— Task —
Please rewrite the material below with every "View All" swapped for "See All", keeping everything else the same and omitting the pictures.

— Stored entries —
>> start

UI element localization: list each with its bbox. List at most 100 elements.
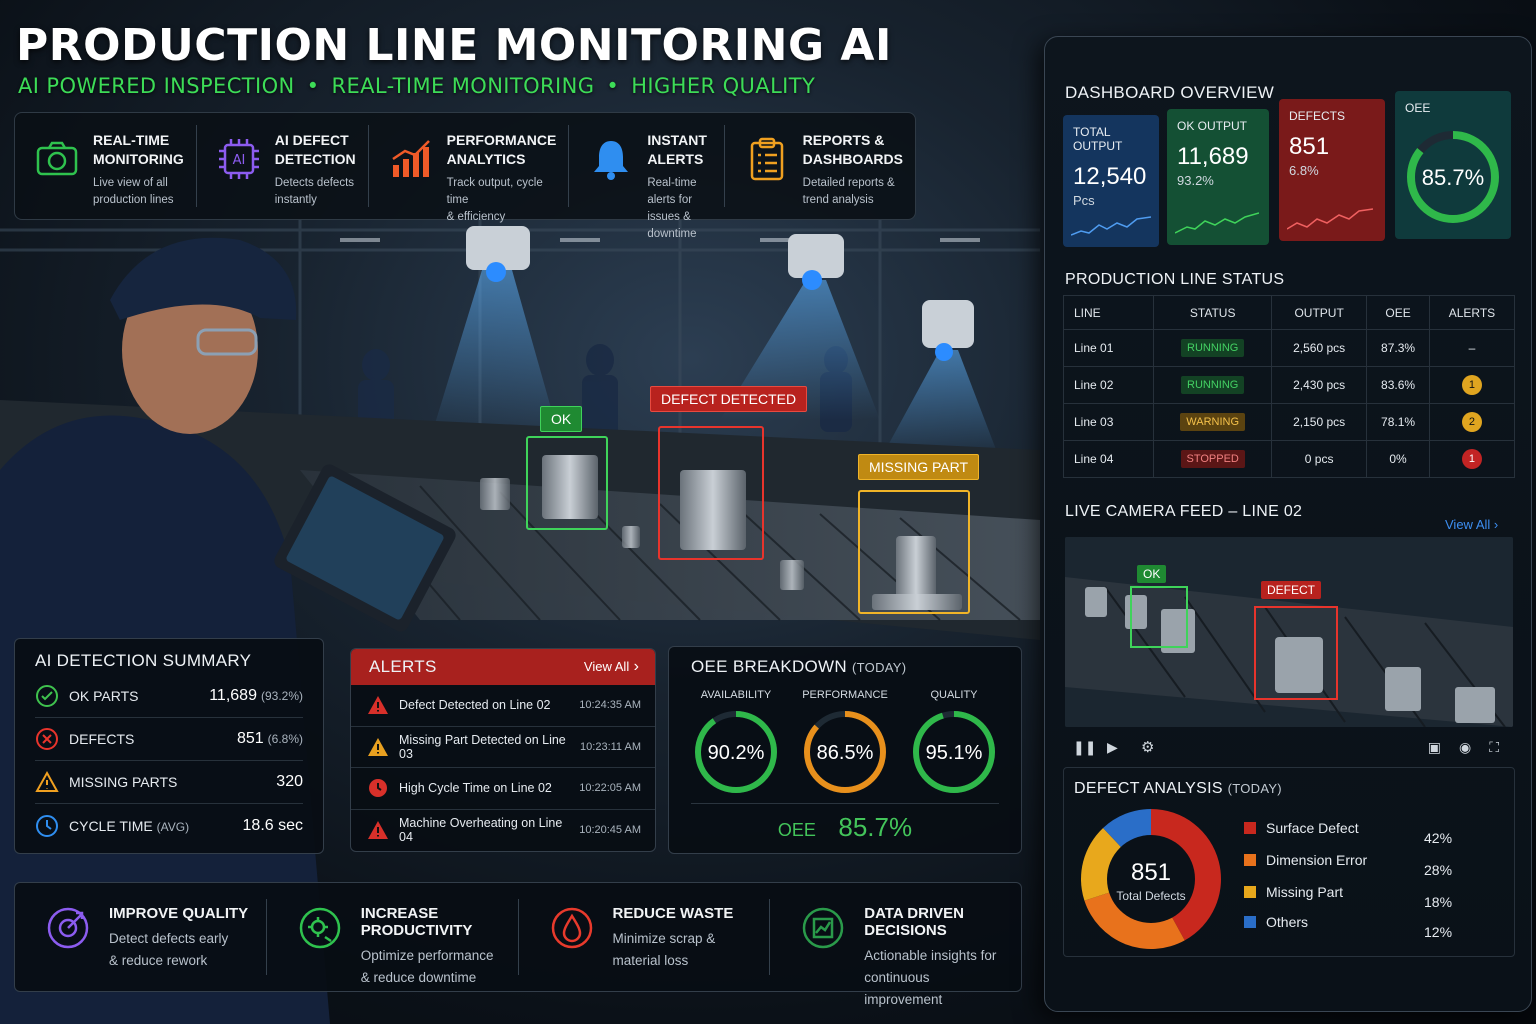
red-clock-icon xyxy=(369,779,387,798)
status-badge: RUNNING xyxy=(1181,376,1245,394)
table-row[interactable]: Line 01 RUNNING 2,560 pcs 87.3% – xyxy=(1062,329,1516,367)
legend-item: Others xyxy=(1244,914,1308,930)
alert-count-badge[interactable]: 1 xyxy=(1461,449,1482,469)
camera-feed-title: LIVE CAMERA FEED – LINE 02 xyxy=(1065,503,1303,520)
gauge-value: 95.1% xyxy=(926,742,983,764)
alert-count-badge[interactable]: 2 xyxy=(1461,412,1482,432)
factory-background xyxy=(0,220,1040,1024)
feature-desc: Real-time alerts for issues & downtime xyxy=(647,177,697,240)
column-header: ALERTS xyxy=(1428,295,1516,330)
donut-total-label: Total Defects xyxy=(1116,889,1185,903)
feature-instant-alerts[interactable]: INSTANT ALERTS Real-time alerts for issu… xyxy=(569,125,725,240)
legend-percent: 12% xyxy=(1424,924,1453,940)
alert-time: 10:24:35 AM xyxy=(579,699,641,712)
camera-view-all-link[interactable]: View All › xyxy=(1445,517,1498,532)
benefit-title: IMPROVE QUALITY xyxy=(109,905,249,922)
alert-count-badge[interactable]: 1 xyxy=(1461,375,1482,395)
summary-row-cycle-time: CYCLE TIME (AVG) 18.6 sec xyxy=(35,804,303,847)
alert-item[interactable]: High Cycle Time on Line 02 10:22:05 AM xyxy=(351,768,655,810)
line-output: 0 pcs xyxy=(1271,440,1368,478)
play-icon[interactable]: ▶ xyxy=(1107,738,1118,755)
alerts-view-all-link[interactable]: View All › xyxy=(584,658,639,676)
feature-desc: Live view of all production lines xyxy=(93,177,174,206)
pause-icon[interactable]: ❚❚ xyxy=(1073,738,1097,755)
kpi-sub: Pcs xyxy=(1073,193,1095,208)
alerts-panel: ALERTS View All › Defect Detected on Lin… xyxy=(350,648,656,852)
svg-text:AI: AI xyxy=(232,153,245,168)
subtitle-part-2: REAL-TIME MONITORING xyxy=(331,74,595,98)
table-row[interactable]: Line 03 WARNING 2,150 pcs 78.1% 2 xyxy=(1062,403,1516,441)
kpi-value: 11,689 xyxy=(1177,143,1249,170)
oee-title-text: OEE BREAKDOWN xyxy=(691,657,847,676)
legend-item: Dimension Error xyxy=(1244,852,1367,868)
ok-bounding-box xyxy=(526,436,608,530)
quality-target-icon xyxy=(47,907,89,949)
benefit-desc: Detect defects early & reduce rework xyxy=(109,931,229,968)
data-chart-icon xyxy=(803,907,844,949)
cycle-time-label-sub: (AVG) xyxy=(156,819,190,834)
gauge-label: AVAILABILITY xyxy=(700,689,772,701)
summary-label: CYCLE TIME (AVG) xyxy=(69,818,243,834)
camera-feed-view[interactable]: OK DEFECT xyxy=(1065,537,1513,727)
kpi-value: 851 xyxy=(1289,133,1330,160)
feature-title: PERFORMANCE ANALYTICS xyxy=(446,132,557,167)
alert-text: Machine Overheating on Line 04 xyxy=(399,816,563,845)
fullscreen-icon[interactable]: ⛶ xyxy=(1489,738,1499,755)
alert-text: High Cycle Time on Line 02 xyxy=(399,781,552,796)
column-header: OEE xyxy=(1366,295,1430,330)
oee-total-value: 85.7% xyxy=(838,812,913,842)
feature-desc: Track output, cycle time & efficiency xyxy=(446,177,543,223)
defect-analysis-title: DEFECT ANALYSIS (TODAY) xyxy=(1074,780,1282,798)
gauge-label: QUALITY xyxy=(930,689,978,701)
line-status-title: PRODUCTION LINE STATUS xyxy=(1065,271,1285,288)
alert-time: 10:23:11 AM xyxy=(580,740,641,753)
line-output: 2,560 pcs xyxy=(1271,329,1368,367)
benefit-desc: Actionable insights for continuous impro… xyxy=(864,948,997,1007)
feature-ai-defect-detection[interactable]: AI AI DEFECT DETECTION Detects defects i… xyxy=(197,125,369,207)
alert-item[interactable]: Missing Part Detected on Line 03 10:23:1… xyxy=(351,727,655,768)
feature-title: REPORTS & DASHBOARDS xyxy=(802,132,903,167)
benefit-increase-productivity: INCREASE PRODUCTIVITY Optimize performan… xyxy=(267,899,519,985)
feature-bar: REAL-TIME MONITORING Live view of all pr… xyxy=(14,112,916,240)
benefit-reduce-waste: REDUCE WASTE Minimize scrap & material l… xyxy=(519,899,771,975)
table-row[interactable]: Line 04 STOPPED 0 pcs 0% 1 xyxy=(1062,440,1516,478)
kpi-value: 12,540 xyxy=(1073,163,1147,190)
alert-item[interactable]: Machine Overheating on Line 04 10:20:45 … xyxy=(351,810,655,852)
defect-title-sub: (TODAY) xyxy=(1227,781,1282,796)
line-output: 2,150 pcs xyxy=(1271,403,1368,441)
settings-icon[interactable]: ⚙ xyxy=(1141,739,1155,756)
gauge-value: 90.2% xyxy=(708,742,765,764)
defect-title-text: DEFECT ANALYSIS xyxy=(1074,780,1223,797)
feature-real-time-monitoring[interactable]: REAL-TIME MONITORING Live view of all pr… xyxy=(15,125,197,207)
feature-desc: Detects defects instantly xyxy=(274,177,355,206)
status-badge: RUNNING xyxy=(1181,339,1245,357)
alert-item[interactable]: Defect Detected on Line 02 10:24:35 AM xyxy=(351,685,655,727)
defect-bounding-box xyxy=(658,426,764,560)
alert-text: Missing Part Detected on Line 03 xyxy=(399,732,566,761)
benefit-data-driven-decisions: DATA DRIVEN DECISIONS Actionable insight… xyxy=(770,899,1021,1007)
productivity-gear-icon xyxy=(299,907,340,949)
summary-sub: (93.2%) xyxy=(260,689,303,703)
summary-label: OK PARTS xyxy=(69,688,139,704)
line-name: Line 02 xyxy=(1062,366,1155,404)
feature-title: INSTANT ALERTS xyxy=(647,132,707,167)
ok-tag: OK xyxy=(540,406,583,432)
image-gallery-icon[interactable]: ▣ xyxy=(1427,738,1441,755)
kpi-ok-output: OK OUTPUT 11,689 93.2% xyxy=(1167,109,1269,245)
legend-label: Surface Defect xyxy=(1266,820,1359,836)
camera-defect-tag: DEFECT xyxy=(1261,581,1321,599)
snapshot-icon[interactable]: ◉ xyxy=(1458,738,1472,755)
feature-performance-analytics[interactable]: PERFORMANCE ANALYTICS Track output, cycl… xyxy=(369,125,570,223)
column-header: LINE xyxy=(1062,295,1155,330)
feature-reports-dashboards[interactable]: REPORTS & DASHBOARDS Detailed reports & … xyxy=(725,125,915,207)
kpi-label: DEFECTS xyxy=(1289,109,1346,123)
benefits-bar: IMPROVE QUALITY Detect defects early & r… xyxy=(14,882,1022,1007)
line-output: 2,430 pcs xyxy=(1271,366,1368,404)
feature-desc: Detailed reports & trend analysis xyxy=(802,177,895,206)
donut-total: 851 xyxy=(1131,859,1171,886)
column-header: STATUS xyxy=(1153,295,1273,330)
sparkline-icon xyxy=(1071,216,1151,236)
kpi-defects: DEFECTS 851 6.8% xyxy=(1279,99,1385,241)
table-row[interactable]: Line 02 RUNNING 2,430 pcs 83.6% 1 xyxy=(1062,366,1516,404)
line-status-table: LINE STATUS OUTPUT OEE ALERTS Line 01 RU… xyxy=(1062,295,1516,478)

>> end

— Response below —
UI element localization: list each with its bbox. List at most 100 elements.
red-clock-icon xyxy=(369,779,387,798)
status-badge: RUNNING xyxy=(1181,376,1245,394)
table-row[interactable]: Line 01 RUNNING 2,560 pcs 87.3% – xyxy=(1062,329,1516,367)
legend-item: Others xyxy=(1244,914,1308,930)
alert-count-badge[interactable]: 1 xyxy=(1461,449,1482,469)
camera-feed-title: LIVE CAMERA FEED – LINE 02 xyxy=(1065,503,1303,520)
gauge-value: 95.1% xyxy=(926,742,983,764)
alert-count-badge[interactable]: 2 xyxy=(1461,412,1482,432)
factory-background xyxy=(0,220,1040,1024)
feature-desc: Real-time alerts for issues & downtime xyxy=(647,177,697,240)
column-header: ALERTS xyxy=(1428,295,1516,330)
donut-total-label: Total Defects xyxy=(1116,889,1185,903)
feature-instant-alerts[interactable]: INSTANT ALERTS Real-time alerts for issu… xyxy=(569,125,725,240)
legend-percent: 12% xyxy=(1424,924,1453,940)
alert-time: 10:24:35 AM xyxy=(579,699,641,712)
camera-view-all-link[interactable]: See All › xyxy=(1445,517,1498,532)
benefit-title: IMPROVE QUALITY xyxy=(109,905,249,922)
alert-count-badge[interactable]: 1 xyxy=(1461,375,1482,395)
summary-row-cycle-time: CYCLE TIME (AVG) 18.6 sec xyxy=(35,804,303,847)
alert-item[interactable]: High Cycle Time on Line 02 10:22:05 AM xyxy=(351,768,655,810)
line-output: 0 pcs xyxy=(1271,440,1368,478)
play-icon[interactable]: ▶ xyxy=(1107,738,1118,755)
alerts-view-all-link[interactable]: See All › xyxy=(584,658,639,676)
feature-desc: Live view of all production lines xyxy=(93,177,174,206)
pause-icon[interactable]: ❚❚ xyxy=(1073,738,1097,755)
kpi-sub: Pcs xyxy=(1073,193,1095,208)
alerts-panel: ALERTS See All › Defect Detected on Lin… xyxy=(350,648,656,852)
svg-text:AI: AI xyxy=(232,153,245,168)
subtitle-part-2: REAL-TIME MONITORING xyxy=(331,74,595,98)
table-row[interactable]: Line 03 WARNING 2,150 pcs 78.1% 2 xyxy=(1062,403,1516,441)
kpi-value: 11,689 xyxy=(1177,143,1249,170)
oee-title-text: OEE BREAKDOWN xyxy=(691,657,847,676)
legend-item: Dimension Error xyxy=(1244,852,1367,868)
ok-bounding-box xyxy=(526,436,608,530)
quality-target-icon xyxy=(47,907,89,949)
benefit-desc: Detect defects early & reduce rework xyxy=(109,931,229,968)
data-chart-icon xyxy=(803,907,844,949)
cycle-time-label-sub: (AVG) xyxy=(156,819,190,834)
gauge-label: AVAILABILITY xyxy=(700,689,772,701)
summary-label: CYCLE TIME (AVG) xyxy=(69,818,243,834)
camera-feed-view[interactable]: OK DEFECT xyxy=(1065,537,1513,727)
kpi-value: 851 xyxy=(1289,133,1330,160)
feature-title: PERFORMANCE ANALYTICS xyxy=(446,132,557,167)
alert-text: Machine Overheating on Line 04 xyxy=(399,816,563,845)
fullscreen-icon[interactable]: ⛶ xyxy=(1489,738,1499,755)
alert-text: High Cycle Time on Line 02 xyxy=(399,781,552,796)
column-header: OEE xyxy=(1366,295,1430,330)
oee-total-value: 85.7% xyxy=(838,812,913,842)
feature-desc: Track output, cycle time & efficiency xyxy=(446,177,543,223)
defect-analysis-title: DEFECT ANALYSIS (TODAY) xyxy=(1074,780,1282,798)
gauge-label: QUALITY xyxy=(930,689,978,701)
line-status-title: PRODUCTION LINE STATUS xyxy=(1065,271,1285,288)
alert-time: 10:23:11 AM xyxy=(580,740,641,753)
line-output: 2,560 pcs xyxy=(1271,329,1368,367)
benefit-desc: Actionable insights for continuous impro… xyxy=(864,948,997,1007)
feature-ai-defect-detection[interactable]: AI AI DEFECT DETECTION Detects defects i… xyxy=(197,125,369,207)
alert-item[interactable]: Missing Part Detected on Line 03 10:23:1… xyxy=(351,727,655,768)
feature-title: REPORTS & DASHBOARDS xyxy=(802,132,903,167)
benefit-increase-productivity: INCREASE PRODUCTIVITY Optimize performan… xyxy=(267,899,519,985)
feature-bar: REAL-TIME MONITORING Live view of all pr… xyxy=(14,112,916,240)
benefit-reduce-waste: REDUCE WASTE Minimize scrap & material l… xyxy=(519,899,771,975)
table-row[interactable]: Line 04 STOPPED 0 pcs 0% 1 xyxy=(1062,440,1516,478)
kpi-value: 12,540 xyxy=(1073,163,1147,190)
alert-item[interactable]: Machine Overheating on Line 04 10:20:45 … xyxy=(351,810,655,852)
defect-title-sub: (TODAY) xyxy=(1227,781,1282,796)
line-output: 2,150 pcs xyxy=(1271,403,1368,441)
settings-icon[interactable]: ⚙ xyxy=(1141,739,1155,756)
gauge-value: 90.2% xyxy=(708,742,765,764)
defect-title-text: DEFECT ANALYSIS xyxy=(1074,780,1223,797)
feature-real-time-monitoring[interactable]: REAL-TIME MONITORING Live view of all pr… xyxy=(15,125,197,207)
feature-desc: Detects defects instantly xyxy=(274,177,355,206)
status-badge: RUNNING xyxy=(1181,339,1245,357)
alert-item[interactable]: Defect Detected on Line 02 10:24:35 AM xyxy=(351,685,655,727)
defect-bounding-box xyxy=(658,426,764,560)
alert-text: Missing Part Detected on Line 03 xyxy=(399,732,566,761)
benefit-data-driven-decisions: DATA DRIVEN DECISIONS Actionable insight… xyxy=(770,899,1021,1007)
productivity-gear-icon xyxy=(299,907,340,949)
summary-sub: (93.2%) xyxy=(260,689,303,703)
summary-label: OK PARTS xyxy=(69,688,139,704)
line-name: Line 02 xyxy=(1062,366,1155,404)
feature-title: INSTANT ALERTS xyxy=(647,132,707,167)
ok-tag: OK xyxy=(540,406,583,432)
image-gallery-icon[interactable]: ▣ xyxy=(1427,738,1441,755)
kpi-ok-output: OK OUTPUT 11,689 93.2% xyxy=(1167,109,1269,245)
legend-label: Surface Defect xyxy=(1266,820,1359,836)
camera-defect-tag: DEFECT xyxy=(1261,581,1321,599)
snapshot-icon[interactable]: ◉ xyxy=(1458,738,1472,755)
feature-performance-analytics[interactable]: PERFORMANCE ANALYTICS Track output, cycl… xyxy=(369,125,570,223)
column-header: LINE xyxy=(1062,295,1155,330)
feature-reports-dashboards[interactable]: REPORTS & DASHBOARDS Detailed reports & … xyxy=(725,125,915,207)
kpi-label: DEFECTS xyxy=(1289,109,1346,123)
benefits-bar: IMPROVE QUALITY Detect defects early & r… xyxy=(14,882,1022,1007)
line-output: 2,430 pcs xyxy=(1271,366,1368,404)
feature-desc: Detailed reports & trend analysis xyxy=(802,177,895,206)
donut-total: 851 xyxy=(1131,859,1171,886)
column-header: STATUS xyxy=(1153,295,1273,330)
sparkline-icon xyxy=(1071,216,1151,236)
kpi-defects: DEFECTS 851 6.8% xyxy=(1279,99,1385,241)
table-row[interactable]: Line 02 RUNNING 2,430 pcs 83.6% 1 xyxy=(1062,366,1516,404)
line-status-table: LINE STATUS OUTPUT OEE ALERTS Line 01 RU… xyxy=(1062,295,1516,478)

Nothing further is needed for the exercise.